→ Document segment
The separation between City and Landscape was very clear in the Middle Ages: the city stopped and the landscape began, as in Carcasonne. This was the relationship in Europe, India, China and elsewhere. Twentieth century cities learned to sprawl. The city centres were dense enough, but the suburbs often had too much wasted land and the surrounding countryside was littered with so many lumpy buildings that it came to be called Nowhere Land.
So what should we do in the twenty-first century? Some of the problems are (1) putting limits on city size has proved impossible (2) poor people always want to move to cities from the countryside (3) rich people, in Europe and America want to move from city centres into the countryside.
My answer to the question at the head of this post is: define greenspace as ‘landscape infrastructure’ in advance of city expansion. McHarg-type landscape assessments should be made of the land around cities and long-term designations should be made to create an extensive web of land on which no building will ever be allowed. My guess is that the web will be based on (1) the existing pattern of rivers, streams and ditches (2) skyline ridges. Urban edges should be defined on the margins of this future greenweb and these margins will become the future equivalent of medieval city walls.
The IFLA student competition on Urban Boundaries is a welcome contribution to the debate.
Photograph of Carcasonne, courtesy John Wesley Barker.

→ What needs to be done
Copy the post on city edges from "So what should" up to and including "medieval city walls.", changing "greenweb" to "green network". The data that comes next is separate material and has no connection to the post on city edges.

→ Extracted data

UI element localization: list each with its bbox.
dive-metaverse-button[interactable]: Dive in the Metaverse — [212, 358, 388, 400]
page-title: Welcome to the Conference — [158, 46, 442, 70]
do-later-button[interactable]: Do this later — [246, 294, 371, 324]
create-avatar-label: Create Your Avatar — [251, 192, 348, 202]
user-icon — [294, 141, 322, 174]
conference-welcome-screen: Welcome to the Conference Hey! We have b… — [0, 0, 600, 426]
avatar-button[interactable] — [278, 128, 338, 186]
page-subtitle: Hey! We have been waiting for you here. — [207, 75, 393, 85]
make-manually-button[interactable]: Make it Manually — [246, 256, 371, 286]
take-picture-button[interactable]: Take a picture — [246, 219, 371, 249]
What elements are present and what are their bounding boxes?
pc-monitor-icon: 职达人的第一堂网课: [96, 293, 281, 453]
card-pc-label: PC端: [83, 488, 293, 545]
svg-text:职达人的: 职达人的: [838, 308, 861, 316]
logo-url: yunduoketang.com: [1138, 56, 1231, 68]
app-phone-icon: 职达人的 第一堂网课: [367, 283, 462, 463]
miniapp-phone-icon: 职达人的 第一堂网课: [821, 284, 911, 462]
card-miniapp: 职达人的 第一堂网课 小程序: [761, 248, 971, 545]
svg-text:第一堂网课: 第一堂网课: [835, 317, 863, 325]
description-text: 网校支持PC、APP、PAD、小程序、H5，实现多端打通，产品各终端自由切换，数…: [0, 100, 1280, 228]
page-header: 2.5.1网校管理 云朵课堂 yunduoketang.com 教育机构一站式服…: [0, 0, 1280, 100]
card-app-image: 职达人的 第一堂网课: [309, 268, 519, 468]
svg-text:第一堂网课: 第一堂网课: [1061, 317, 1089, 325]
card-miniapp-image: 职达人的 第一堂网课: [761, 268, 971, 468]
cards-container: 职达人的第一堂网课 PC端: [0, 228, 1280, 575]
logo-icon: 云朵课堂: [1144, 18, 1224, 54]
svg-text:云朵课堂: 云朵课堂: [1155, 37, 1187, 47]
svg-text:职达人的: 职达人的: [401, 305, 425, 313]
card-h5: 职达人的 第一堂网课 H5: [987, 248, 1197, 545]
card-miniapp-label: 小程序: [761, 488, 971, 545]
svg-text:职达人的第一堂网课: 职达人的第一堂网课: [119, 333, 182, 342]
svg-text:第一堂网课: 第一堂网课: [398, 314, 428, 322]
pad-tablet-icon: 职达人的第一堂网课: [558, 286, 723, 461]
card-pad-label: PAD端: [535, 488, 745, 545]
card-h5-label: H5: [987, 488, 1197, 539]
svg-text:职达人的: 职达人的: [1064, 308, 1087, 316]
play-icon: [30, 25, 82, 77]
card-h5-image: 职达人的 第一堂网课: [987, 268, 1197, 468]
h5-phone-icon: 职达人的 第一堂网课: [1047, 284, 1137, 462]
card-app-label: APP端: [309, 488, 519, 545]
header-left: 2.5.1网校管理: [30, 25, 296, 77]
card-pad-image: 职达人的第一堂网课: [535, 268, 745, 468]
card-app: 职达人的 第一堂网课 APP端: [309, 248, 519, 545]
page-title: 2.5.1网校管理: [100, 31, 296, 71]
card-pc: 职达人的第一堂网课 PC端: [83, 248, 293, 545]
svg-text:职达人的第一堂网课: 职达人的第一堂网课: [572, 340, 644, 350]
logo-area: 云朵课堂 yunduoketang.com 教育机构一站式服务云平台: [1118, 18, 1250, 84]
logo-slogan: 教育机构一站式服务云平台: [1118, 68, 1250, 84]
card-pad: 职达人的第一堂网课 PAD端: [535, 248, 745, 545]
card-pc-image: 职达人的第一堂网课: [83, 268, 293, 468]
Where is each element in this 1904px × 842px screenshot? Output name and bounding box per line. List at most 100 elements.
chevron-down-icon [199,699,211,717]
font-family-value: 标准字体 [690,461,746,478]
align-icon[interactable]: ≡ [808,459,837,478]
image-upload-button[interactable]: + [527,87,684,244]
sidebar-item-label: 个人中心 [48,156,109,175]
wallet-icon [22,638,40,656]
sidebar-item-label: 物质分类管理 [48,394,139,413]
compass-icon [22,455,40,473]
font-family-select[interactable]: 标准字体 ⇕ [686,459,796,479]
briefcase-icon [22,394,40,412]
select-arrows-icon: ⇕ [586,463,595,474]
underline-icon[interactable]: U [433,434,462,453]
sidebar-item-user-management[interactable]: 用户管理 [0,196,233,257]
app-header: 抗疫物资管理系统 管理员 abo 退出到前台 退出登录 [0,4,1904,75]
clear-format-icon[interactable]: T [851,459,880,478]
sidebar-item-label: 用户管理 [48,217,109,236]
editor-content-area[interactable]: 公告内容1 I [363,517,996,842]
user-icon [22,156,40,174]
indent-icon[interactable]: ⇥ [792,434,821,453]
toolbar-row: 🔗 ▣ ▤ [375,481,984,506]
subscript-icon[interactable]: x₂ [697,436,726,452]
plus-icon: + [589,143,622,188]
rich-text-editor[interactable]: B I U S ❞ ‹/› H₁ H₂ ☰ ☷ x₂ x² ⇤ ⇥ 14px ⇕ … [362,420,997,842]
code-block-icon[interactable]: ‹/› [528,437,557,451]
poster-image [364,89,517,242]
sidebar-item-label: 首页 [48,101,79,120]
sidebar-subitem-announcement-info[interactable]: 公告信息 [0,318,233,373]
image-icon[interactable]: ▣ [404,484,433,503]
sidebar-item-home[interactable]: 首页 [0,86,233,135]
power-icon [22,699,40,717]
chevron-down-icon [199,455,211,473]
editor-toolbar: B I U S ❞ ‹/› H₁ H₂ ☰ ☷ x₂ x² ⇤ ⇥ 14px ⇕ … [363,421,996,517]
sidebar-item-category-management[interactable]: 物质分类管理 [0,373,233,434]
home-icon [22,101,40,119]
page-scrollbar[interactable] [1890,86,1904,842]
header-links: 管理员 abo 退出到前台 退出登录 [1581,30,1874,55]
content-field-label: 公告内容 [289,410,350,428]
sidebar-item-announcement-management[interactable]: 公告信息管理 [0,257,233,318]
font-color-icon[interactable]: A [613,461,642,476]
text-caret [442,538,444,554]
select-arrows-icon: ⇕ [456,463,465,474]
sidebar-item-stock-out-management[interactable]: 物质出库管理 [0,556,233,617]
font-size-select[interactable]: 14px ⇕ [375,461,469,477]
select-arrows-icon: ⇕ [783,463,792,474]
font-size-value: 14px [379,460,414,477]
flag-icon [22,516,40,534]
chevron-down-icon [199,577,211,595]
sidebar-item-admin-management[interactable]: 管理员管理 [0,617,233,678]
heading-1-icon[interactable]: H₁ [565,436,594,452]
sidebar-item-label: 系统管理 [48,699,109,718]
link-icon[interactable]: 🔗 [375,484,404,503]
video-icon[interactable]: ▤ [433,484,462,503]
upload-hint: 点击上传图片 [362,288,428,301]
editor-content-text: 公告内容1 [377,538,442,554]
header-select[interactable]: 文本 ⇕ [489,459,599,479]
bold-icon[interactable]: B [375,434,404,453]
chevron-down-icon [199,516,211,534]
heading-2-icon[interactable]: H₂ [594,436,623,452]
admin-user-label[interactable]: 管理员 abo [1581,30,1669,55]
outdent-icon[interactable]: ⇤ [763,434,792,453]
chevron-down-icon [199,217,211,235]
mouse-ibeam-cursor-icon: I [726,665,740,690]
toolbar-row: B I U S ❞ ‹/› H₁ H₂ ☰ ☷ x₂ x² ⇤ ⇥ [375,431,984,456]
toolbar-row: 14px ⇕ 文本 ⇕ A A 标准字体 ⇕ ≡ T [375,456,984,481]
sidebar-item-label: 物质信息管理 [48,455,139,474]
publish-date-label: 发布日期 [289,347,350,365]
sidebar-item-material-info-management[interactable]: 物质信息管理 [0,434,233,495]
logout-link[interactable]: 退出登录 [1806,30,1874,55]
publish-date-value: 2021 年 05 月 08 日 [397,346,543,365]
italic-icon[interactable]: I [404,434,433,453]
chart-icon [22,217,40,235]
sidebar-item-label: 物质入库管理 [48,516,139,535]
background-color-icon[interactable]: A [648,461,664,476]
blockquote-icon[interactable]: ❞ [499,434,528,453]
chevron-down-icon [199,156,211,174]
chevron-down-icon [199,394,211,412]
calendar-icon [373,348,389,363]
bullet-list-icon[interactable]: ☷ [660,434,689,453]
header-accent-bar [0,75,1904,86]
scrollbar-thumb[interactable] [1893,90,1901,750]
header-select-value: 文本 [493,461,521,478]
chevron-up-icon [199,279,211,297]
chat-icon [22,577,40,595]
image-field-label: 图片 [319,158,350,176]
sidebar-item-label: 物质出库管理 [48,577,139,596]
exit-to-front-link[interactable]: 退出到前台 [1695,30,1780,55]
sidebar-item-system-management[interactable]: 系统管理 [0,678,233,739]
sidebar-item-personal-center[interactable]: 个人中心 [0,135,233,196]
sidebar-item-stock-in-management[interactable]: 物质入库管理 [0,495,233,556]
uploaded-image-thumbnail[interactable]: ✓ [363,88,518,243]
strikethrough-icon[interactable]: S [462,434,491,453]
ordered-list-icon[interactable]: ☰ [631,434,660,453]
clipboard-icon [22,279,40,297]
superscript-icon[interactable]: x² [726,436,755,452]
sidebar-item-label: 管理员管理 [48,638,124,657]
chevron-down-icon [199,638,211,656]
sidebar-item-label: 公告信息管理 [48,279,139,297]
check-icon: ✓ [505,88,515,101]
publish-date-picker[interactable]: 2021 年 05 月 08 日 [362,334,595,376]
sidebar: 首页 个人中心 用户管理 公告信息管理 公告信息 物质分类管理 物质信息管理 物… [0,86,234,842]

→ Solution
So what should we do in the twenty-first century? Some of the problems are (1) putting limits on city size has proved impossible (2) poor people always want to move to cities from the countryside (3) rich people, in Europe and America want to move from city centres into the countryside.
My answer to the question at the head of this post is: define greenspace as ‘landscape infrastructure’ in advance of city expansion. McHarg-type landscape assessments should be made of the land around cities and long-term designations should be made to create an extensive web of land on which no building will ever be allowed. My guess is that the web will be based on (1) the existing pattern of rivers, streams and ditches (2) skyline ridges. Urban edges should be defined on the margins of this future green network and these margins will become the future equivalent of medieval city walls.